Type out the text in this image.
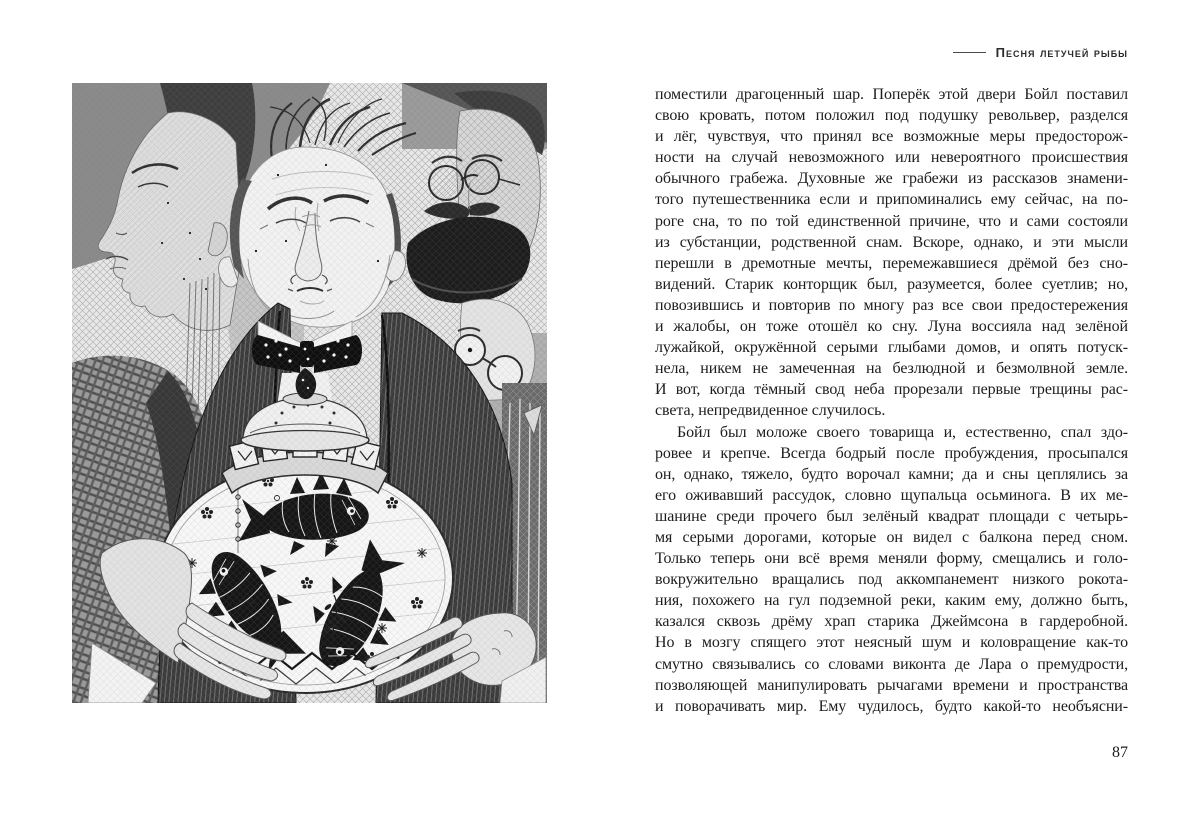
Песня летучей рыбы
поместили драгоценный шар. Поперёк этой двери Бойл поставил
свою кровать, потом положил под подушку револьвер, разделся
и лёг, чувствуя, что принял все возможные меры предосторож-
ности на случай невозможного или невероятного происшествия
обычного грабежа. Духовные же грабежи из рассказов знамени-
того путешественника если и припоминались ему сейчас, на по-
роге сна, то по той единственной причине, что и сами состояли
из субстанции, родственной снам. Вскоре, однако, и эти мысли
перешли в дремотные мечты, перемежавшиеся дрёмой без сно-
видений. Старик конторщик был, разумеется, более суетлив; но,
повозившись и повторив по многу раз все свои предостережения
и жалобы, он тоже отошёл ко сну. Луна воссияла над зелёной
лужайкой, окружённой серыми глыбами домов, и опять потуск-
нела, никем не замеченная на безлюдной и безмолвной земле.
И вот, когда тёмный свод неба прорезали первые трещины рас-
света, непредвиденное случилось.
Бойл был моложе своего товарища и, естественно, спал здо-
ровее и крепче. Всегда бодрый после пробуждения, просыпался
он, однако, тяжело, будто ворочал камни; да и сны цеплялись за
его оживавший рассудок, словно щупальца осьминога. В их ме-
шанине среди прочего был зелёный квадрат площади с четырь-
мя серыми дорогами, которые он видел с балкона перед сном.
Только теперь они всё время меняли форму, смещались и голо-
вокружительно вращались под аккомпанемент низкого рокота-
ния, похожего на гул подземной реки, каким ему, должно быть,
казался сквозь дрёму храп старика Джеймсона в гардеробной.
Но в мозгу спящего этот неясный шум и коловращение как-то
смутно связывались со словами виконта де Лара о премудрости,
позволяющей манипулировать рычагами времени и пространства
и поворачивать мир. Ему чудилось, будто какой-то необъясни-
87
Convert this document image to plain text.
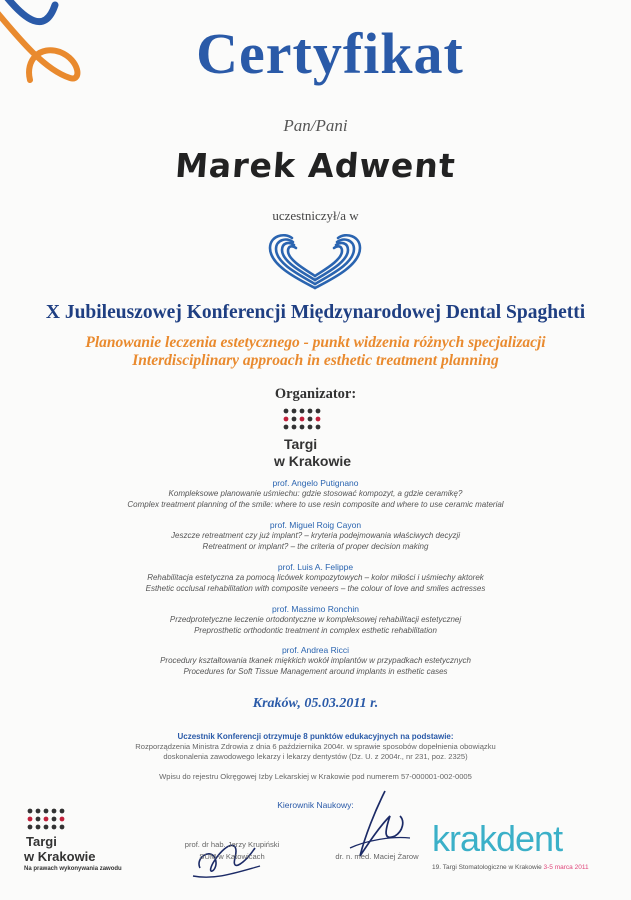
Certyfikat
Pan/Pani
Marek Adwent
uczestniczył/a w
X Jubileuszowej Konferencji Międzynarodowej Dental Spaghetti
Planowanie leczenia estetycznego - punkt widzenia różnych specjalizacji
Interdisciplinary approach in esthetic treatment planning
Organizator:
Targi
w Krakowie
prof. Angelo Putignano
Kompleksowe planowanie uśmiechu: gdzie stosować kompozyt, a gdzie ceramikę?
Complex treatment planning of the smile: where to use resin composite and where to use ceramic material
prof. Miguel Roig Cayon
Jeszcze retreatment czy już implant? – kryteria podejmowania właściwych decyzji
Retreatment or implant? – the criteria of proper decision making
prof. Luis A. Felippe
Rehabilitacja estetyczna za pomocą licówek kompozytowych – kolor miłości i uśmiechy aktorek
Esthetic occlusal rehabilitation with composite veneers – the colour of love and smiles actresses
prof. Massimo Ronchin
Przedprotetyczne leczenie ortodontyczne w kompleksowej rehabilitacji estetycznej
Preprosthetic orthodontic treatment in complex esthetic rehabilitation
prof. Andrea Ricci
Procedury kształtowania tkanek miękkich wokół implantów w przypadkach estetycznych
Procedures for Soft Tissue Management around implants in esthetic cases
Kraków, 05.03.2011 r.
Uczestnik Konferencji otrzymuje 8 punktów edukacyjnych na podstawie:
Rozporządzenia Ministra Zdrowia z dnia 6 października 2004r. w sprawie sposobów dopełnienia obowiązku
doskonalenia zawodowego lekarzy i lekarzy dentystów (Dz. U. z 2004r., nr 231, poz. 2325)
Wpisu do rejestru Okręgowej Izby Lekarskiej w Krakowie pod numerem 57-000001-002-0005
Kierownik Naukowy:
prof. dr hab. Jerzy Krupiński
SUM w Katowicach	dr. n. med. Maciej Żarow
Targi
w Krakowie
Na prawach wykonywania zawodu
krakdent
19. Targi Stomatologiczne w Krakowie 3-5 marca 2011
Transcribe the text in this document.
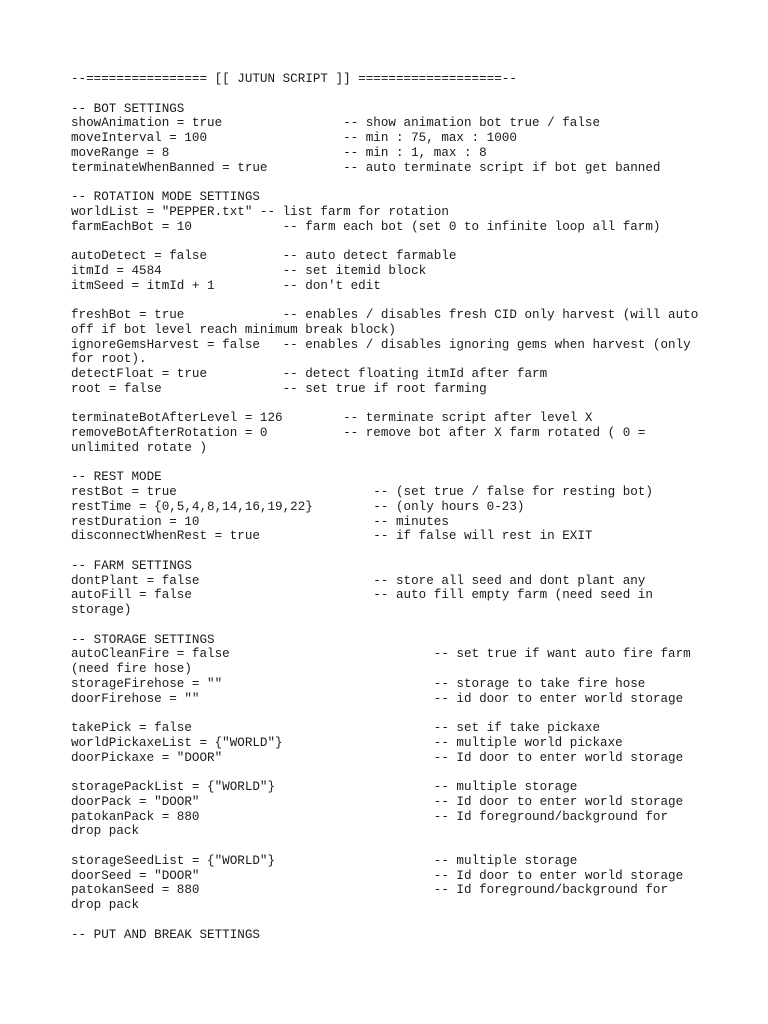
--================ [[ JUTUN SCRIPT ]] ===================--
-- BOT SETTINGS
showAnimation = true                -- show animation bot true / false
moveInterval = 100                  -- min : 75, max : 1000
moveRange = 8                       -- min : 1, max : 8
terminateWhenBanned = true          -- auto terminate script if bot get banned
-- ROTATION MODE SETTINGS
worldList = "PEPPER.txt" -- list farm for rotation
farmEachBot = 10            -- farm each bot (set 0 to infinite loop all farm)
autoDetect = false          -- auto detect farmable
itmId = 4584                -- set itemid block
itmSeed = itmId + 1         -- don't edit
freshBot = true             -- enables / disables fresh CID only harvest (will auto
off if bot level reach minimum break block)
ignoreGemsHarvest = false   -- enables / disables ignoring gems when harvest (only
for root).
detectFloat = true          -- detect floating itmId after farm
root = false                -- set true if root farming
terminateBotAfterLevel = 126        -- terminate script after level X
removeBotAfterRotation = 0          -- remove bot after X farm rotated ( 0 =
unlimited rotate )
-- REST MODE
restBot = true                          -- (set true / false for resting bot)
restTime = {0,5,4,8,14,16,19,22}        -- (only hours 0-23)
restDuration = 10                       -- minutes
disconnectWhenRest = true               -- if false will rest in EXIT
-- FARM SETTINGS
dontPlant = false                       -- store all seed and dont plant any
autoFill = false                        -- auto fill empty farm (need seed in
storage)
-- STORAGE SETTINGS
autoCleanFire = false                           -- set true if want auto fire farm
(need fire hose)
storageFirehose = ""                            -- storage to take fire hose
doorFirehose = ""                               -- id door to enter world storage
takePick = false                                -- set if take pickaxe
worldPickaxeList = {"WORLD"}                    -- multiple world pickaxe
doorPickaxe = "DOOR"                            -- Id door to enter world storage
storagePackList = {"WORLD"}                     -- multiple storage
doorPack = "DOOR"                               -- Id door to enter world storage
patokanPack = 880                               -- Id foreground/background for
drop pack
storageSeedList = {"WORLD"}                     -- multiple storage
doorSeed = "DOOR"                               -- Id door to enter world storage
patokanSeed = 880                               -- Id foreground/background for
drop pack
-- PUT AND BREAK SETTINGS
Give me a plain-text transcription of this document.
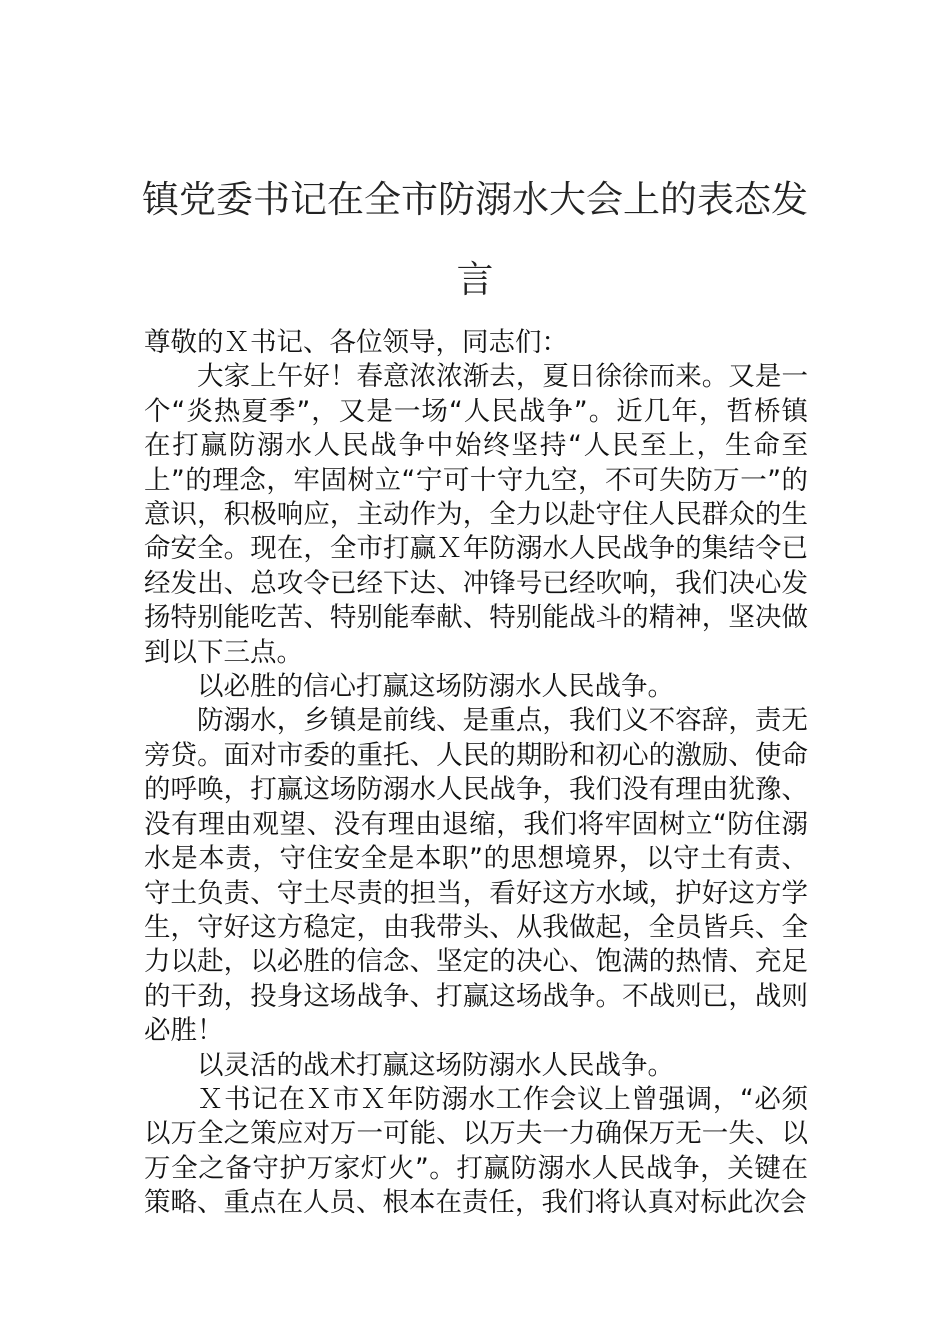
镇党委书记在全市防溺水大会上的表态发
言

尊敬的Ｘ书记、各位领导，同志们：

大家上午好！春意浓浓渐去，夏日徐徐而来。又是一个“炎热夏季”，又是一场“人民战争”。近几年，哲桥镇在打赢防溺水人民战争中始终坚持“人民至上，生命至上”的理念，牢固树立“宁可十守九空，不可失防万一”的意识，积极响应，主动作为，全力以赴守住人民群众的生命安全。现在，全市打赢Ｘ年防溺水人民战争的集结令已经发出、总攻令已经下达、冲锋号已经吹响，我们决心发扬特别能吃苦、特别能奉献、特别能战斗的精神，坚决做到以下三点。

以必胜的信心打赢这场防溺水人民战争。

防溺水，乡镇是前线、是重点，我们义不容辞，责无旁贷。面对市委的重托、人民的期盼和初心的激励、使命的呼唤，打赢这场防溺水人民战争，我们没有理由犹豫、没有理由观望、没有理由退缩，我们将牢固树立“防住溺水是本责，守住安全是本职”的思想境界，以守土有责、守土负责、守土尽责的担当，看好这方水域，护好这方学生，守好这方稳定，由我带头、从我做起，全员皆兵、全力以赴，以必胜的信念、坚定的决心、饱满的热情、充足的干劲，投身这场战争、打赢这场战争。不战则已，战则必胜！

以灵活的战术打赢这场防溺水人民战争。

Ｘ书记在Ｘ市Ｘ年防溺水工作会议上曾强调，“必须以万全之策应对万一可能、以万夫一力确保万无一失、以万全之备守护万家灯火”。打赢防溺水人民战争，关键在策略、重点在人员、根本在责任，我们将认真对标此次会
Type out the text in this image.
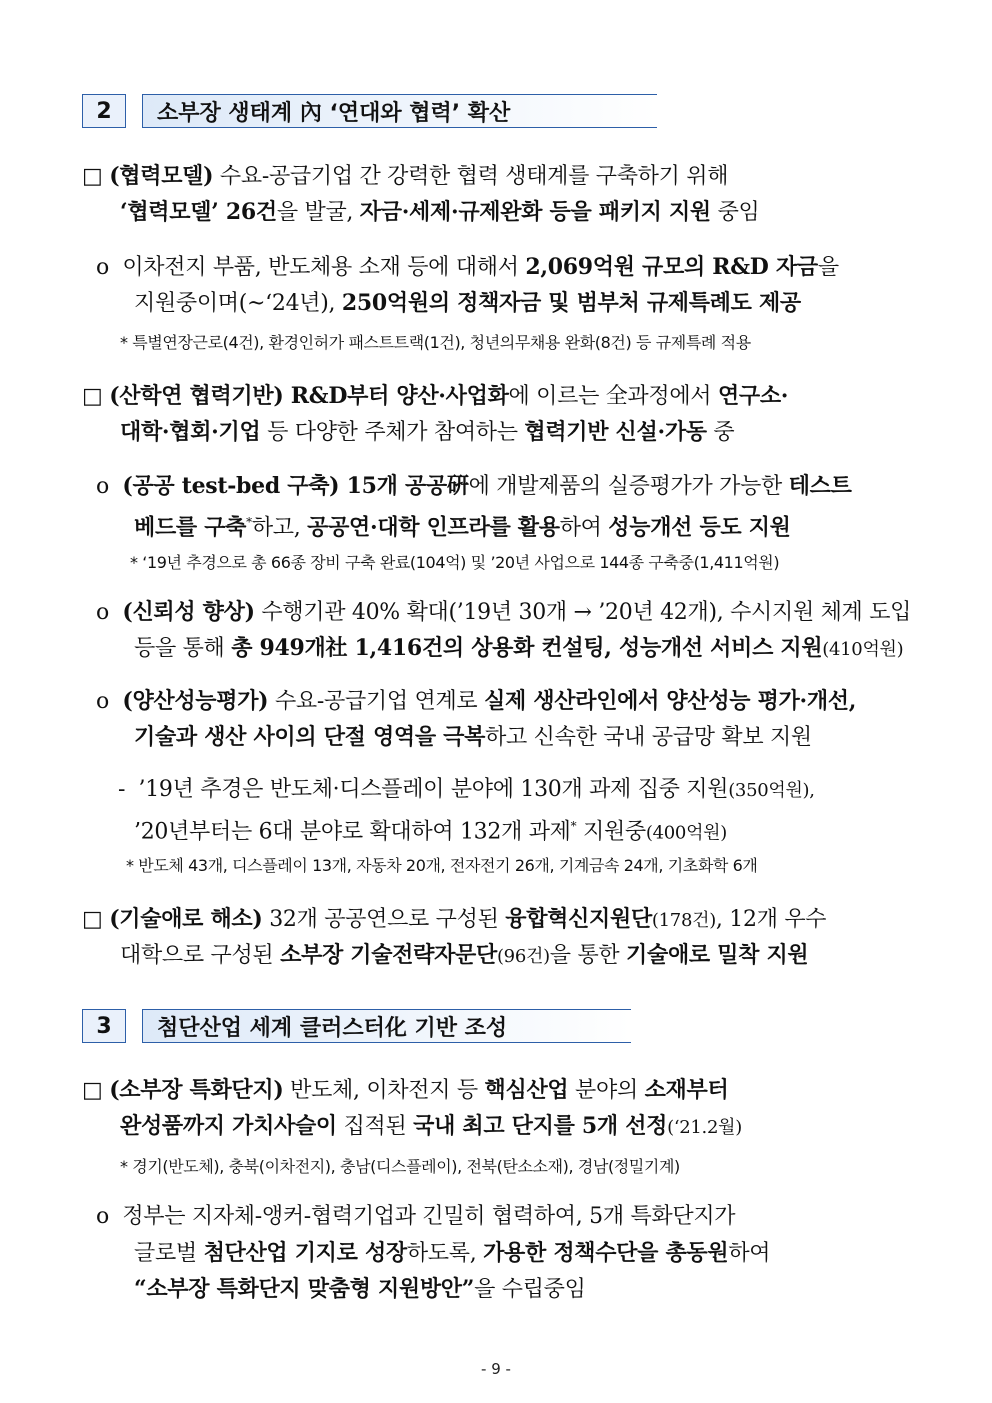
2	소부장 생태계 內 ‘연대와 협력’ 확산
□ (협력모델) 수요-공급기업 간 강력한 협력 생태계를 구축하기 위해
‘협력모델’ 26건을 발굴, 자금·세제·규제완화 등을 패키지 지원 중임
ο 이차전지 부품, 반도체용 소재 등에 대해서 2,069억원 규모의 R&D 자금을
지원중이며(~‘24년), 250억원의 정책자금 및 범부처 규제특례도 제공
* 특별연장근로(4건), 환경인허가 패스트트랙(1건), 청년의무채용 완화(8건) 등 규제특례 적용
□ (산학연 협력기반) R&D부터 양산·사업화에 이르는 全과정에서 연구소·
대학·협회·기업 등 다양한 주체가 참여하는 협력기반 신설·가동 중
ο (공공 test-bed 구축) 15개 공공硏에 개발제품의 실증평가가 가능한 테스트
베드를 구축*하고, 공공연·대학 인프라를 활용하여 성능개선 등도 지원
* ‘19년 추경으로 총 66종 장비 구축 완료(104억) 및 ’20년 사업으로 144종 구축중(1,411억원)
ο (신뢰성 향상) 수행기관 40% 확대(’19년 30개 → ’20년 42개), 수시지원 체계 도입
등을 통해 총 949개社 1,416건의 상용화 컨설팅, 성능개선 서비스 지원(410억원)
ο (양산성능평가) 수요-공급기업 연계로 실제 생산라인에서 양산성능 평가·개선,
기술과 생산 사이의 단절 영역을 극복하고 신속한 국내 공급망 확보 지원
- ’19년 추경은 반도체·디스플레이 분야에 130개 과제 집중 지원(350억원),
’20년부터는 6대 분야로 확대하여 132개 과제* 지원중(400억원)
* 반도체 43개, 디스플레이 13개, 자동차 20개, 전자전기 26개, 기계금속 24개, 기초화학 6개
□ (기술애로 해소) 32개 공공연으로 구성된 융합혁신지원단(178건), 12개 우수
대학으로 구성된 소부장 기술전략자문단(96건)을 통한 기술애로 밀착 지원
3	첨단산업 세계 클러스터化 기반 조성
□ (소부장 특화단지) 반도체, 이차전지 등 핵심산업 분야의 소재부터
완성품까지 가치사슬이 집적된 국내 최고 단지를 5개 선정(‘21.2월)
* 경기(반도체), 충북(이차전지), 충남(디스플레이), 전북(탄소소재), 경남(정밀기계)
ο 정부는 지자체-앵커-협력기업과 긴밀히 협력하여, 5개 특화단지가
글로벌 첨단산업 기지로 성장하도록, 가용한 정책수단을 총동원하여
“소부장 특화단지 맞춤형 지원방안”을 수립중임
- 9 -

__________________________________________________

In the entries above, locate every line with the word "planning" and copy it.

Interdisciplinary approach in esthetic treatment planning
Complex treatment planning of the smile: where to use resin composite and where to use ceramic material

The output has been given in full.